Short exercise: Lines containing the word "ylabel" need to be counted. Please reply with how many there are, and nothing else.

______

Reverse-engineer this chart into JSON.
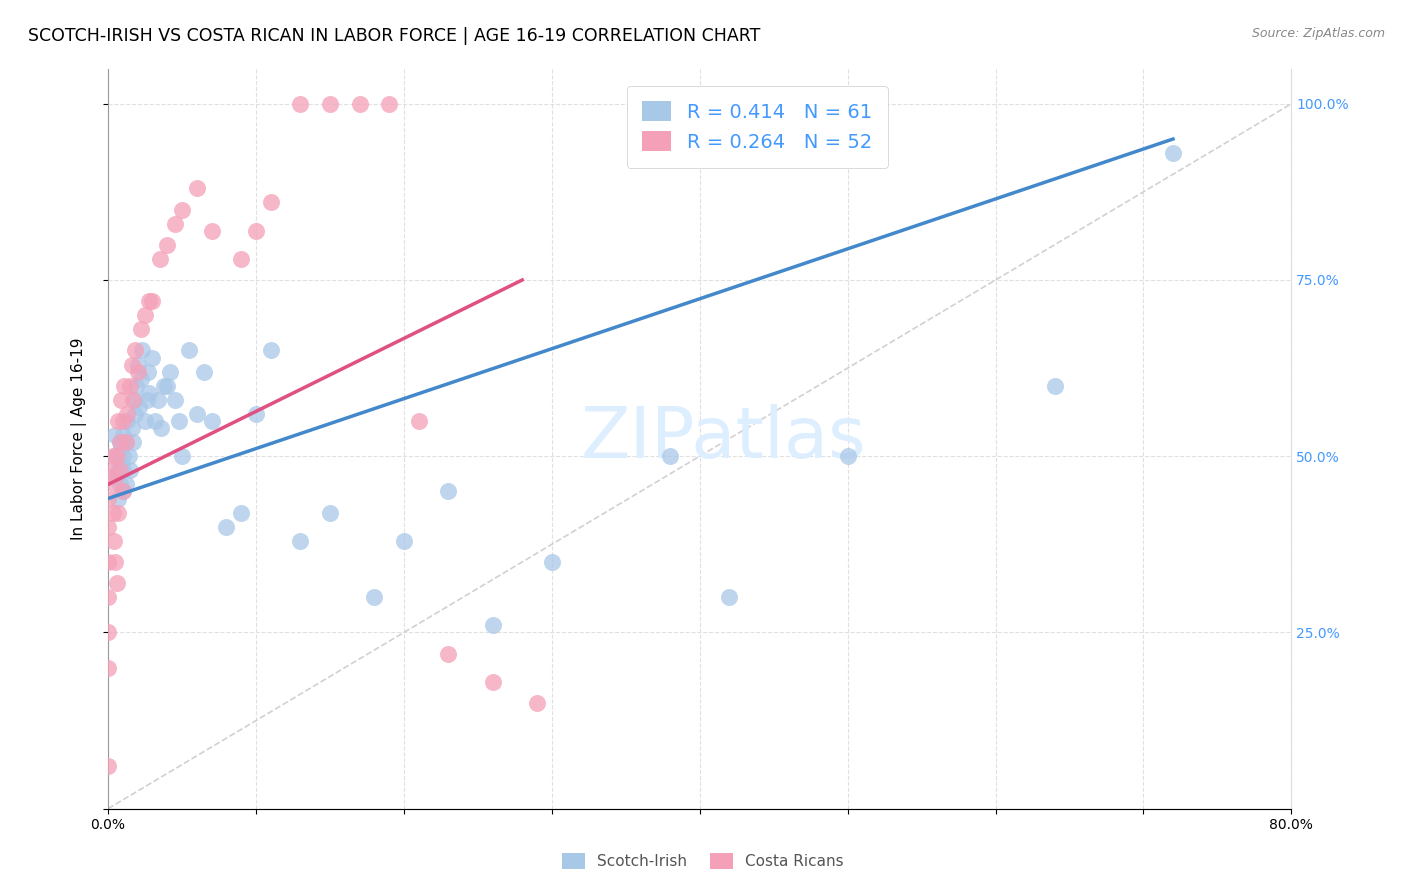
{
  "title": "SCOTCH-IRISH VS COSTA RICAN IN LABOR FORCE | AGE 16-19 CORRELATION CHART",
  "source": "Source: ZipAtlas.com",
  "ylabel": "In Labor Force | Age 16-19",
  "xlim": [
    0.0,
    0.8
  ],
  "ylim": [
    0.0,
    1.05
  ],
  "xtick_positions": [
    0.0,
    0.1,
    0.2,
    0.3,
    0.4,
    0.5,
    0.6,
    0.7,
    0.8
  ],
  "xticklabels": [
    "0.0%",
    "",
    "",
    "",
    "",
    "",
    "",
    "",
    "80.0%"
  ],
  "ytick_positions": [
    0.0,
    0.25,
    0.5,
    0.75,
    1.0
  ],
  "ytick_labels": [
    "",
    "25.0%",
    "50.0%",
    "75.0%",
    "100.0%"
  ],
  "watermark": "ZIPatlas",
  "blue_color": "#a8c8e8",
  "pink_color": "#f4a0b8",
  "blue_line_color": "#4488cc",
  "pink_line_color": "#e05080",
  "diagonal_color": "#cccccc",
  "title_fontsize": 12.5,
  "axis_label_fontsize": 11,
  "tick_fontsize": 10,
  "legend_fontsize": 14,
  "watermark_fontsize": 52,
  "watermark_color": "#ddeeff",
  "grid_color": "#dddddd",
  "background_color": "#ffffff",
  "right_tick_color": "#4499ff",
  "si_x": [
    0.005,
    0.005,
    0.005,
    0.007,
    0.007,
    0.008,
    0.008,
    0.009,
    0.009,
    0.01,
    0.01,
    0.01,
    0.01,
    0.012,
    0.012,
    0.013,
    0.014,
    0.015,
    0.016,
    0.017,
    0.018,
    0.018,
    0.019,
    0.02,
    0.021,
    0.022,
    0.023,
    0.025,
    0.026,
    0.027,
    0.028,
    0.03,
    0.032,
    0.034,
    0.036,
    0.038,
    0.04,
    0.042,
    0.045,
    0.048,
    0.05,
    0.055,
    0.06,
    0.065,
    0.07,
    0.08,
    0.09,
    0.1,
    0.11,
    0.13,
    0.15,
    0.18,
    0.2,
    0.23,
    0.26,
    0.3,
    0.38,
    0.42,
    0.5,
    0.64,
    0.72
  ],
  "si_y": [
    0.47,
    0.5,
    0.53,
    0.44,
    0.48,
    0.46,
    0.52,
    0.49,
    0.51,
    0.45,
    0.48,
    0.5,
    0.53,
    0.46,
    0.52,
    0.55,
    0.5,
    0.48,
    0.54,
    0.52,
    0.58,
    0.56,
    0.6,
    0.63,
    0.57,
    0.61,
    0.65,
    0.55,
    0.58,
    0.62,
    0.59,
    0.64,
    0.55,
    0.58,
    0.54,
    0.6,
    0.6,
    0.62,
    0.58,
    0.55,
    0.5,
    0.65,
    0.56,
    0.62,
    0.55,
    0.4,
    0.42,
    0.56,
    0.65,
    0.38,
    0.42,
    0.3,
    0.38,
    0.45,
    0.26,
    0.35,
    0.5,
    0.3,
    0.5,
    0.6,
    0.93
  ],
  "cr_x": [
    0.0,
    0.0,
    0.0,
    0.0,
    0.0,
    0.0,
    0.0,
    0.0,
    0.003,
    0.003,
    0.004,
    0.004,
    0.005,
    0.005,
    0.006,
    0.006,
    0.007,
    0.007,
    0.008,
    0.008,
    0.009,
    0.01,
    0.01,
    0.011,
    0.012,
    0.013,
    0.015,
    0.016,
    0.017,
    0.018,
    0.02,
    0.022,
    0.025,
    0.028,
    0.03,
    0.035,
    0.04,
    0.045,
    0.05,
    0.06,
    0.07,
    0.09,
    0.1,
    0.11,
    0.13,
    0.15,
    0.17,
    0.19,
    0.21,
    0.23,
    0.26,
    0.29
  ],
  "cr_y": [
    0.47,
    0.44,
    0.4,
    0.35,
    0.3,
    0.25,
    0.2,
    0.06,
    0.5,
    0.42,
    0.48,
    0.38,
    0.46,
    0.35,
    0.5,
    0.32,
    0.55,
    0.42,
    0.52,
    0.48,
    0.58,
    0.55,
    0.45,
    0.6,
    0.52,
    0.56,
    0.6,
    0.63,
    0.58,
    0.65,
    0.62,
    0.68,
    0.7,
    0.72,
    0.72,
    0.78,
    0.8,
    0.83,
    0.85,
    0.88,
    0.82,
    0.78,
    0.82,
    0.86,
    1.0,
    1.0,
    1.0,
    1.0,
    0.55,
    0.22,
    0.18,
    0.15
  ]
}
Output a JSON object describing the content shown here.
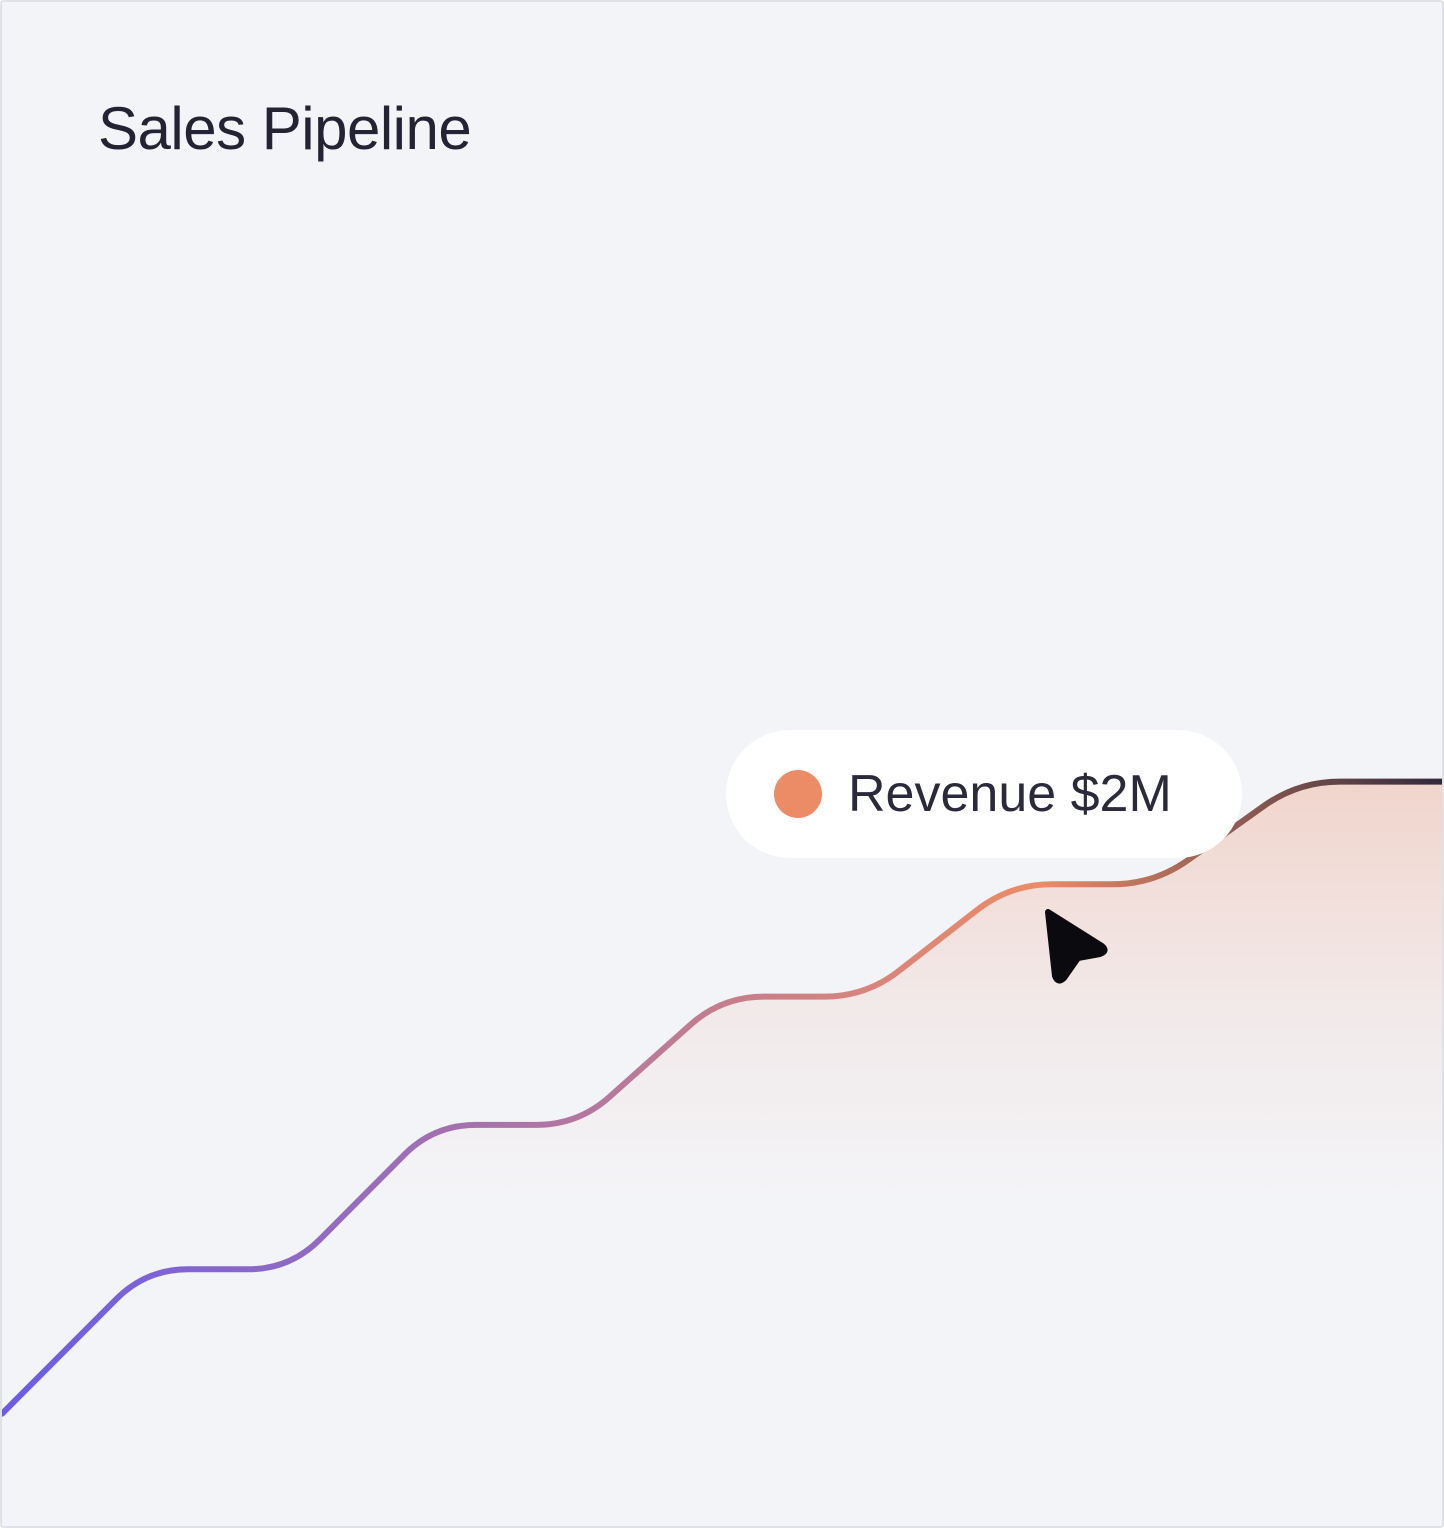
{
  "title": "Sales Pipeline",
  "tooltip": {
    "series_label": "Revenue",
    "value_label": "$2M",
    "dot_color": "#ec8c67"
  },
  "icons": {
    "pointer": "mouse-pointer-icon"
  },
  "colors": {
    "line_start": "#6b5ce7",
    "line_mid": "#ec8c67",
    "line_end": "#2f2a3c",
    "area_fill": "#ec8c67",
    "background": "#f3f4f8"
  },
  "chart_data": {
    "type": "area",
    "series": [
      {
        "name": "Revenue",
        "values": [
          0.35,
          0.8,
          0.8,
          1.25,
          1.25,
          1.65,
          1.65,
          2.0,
          2.0,
          2.32,
          2.32
        ]
      }
    ],
    "ylim": [
      0,
      4.75
    ],
    "grid": false,
    "xlabel": "",
    "ylabel": "",
    "highlighted_index": 7
  }
}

______

Output for this exercise: 2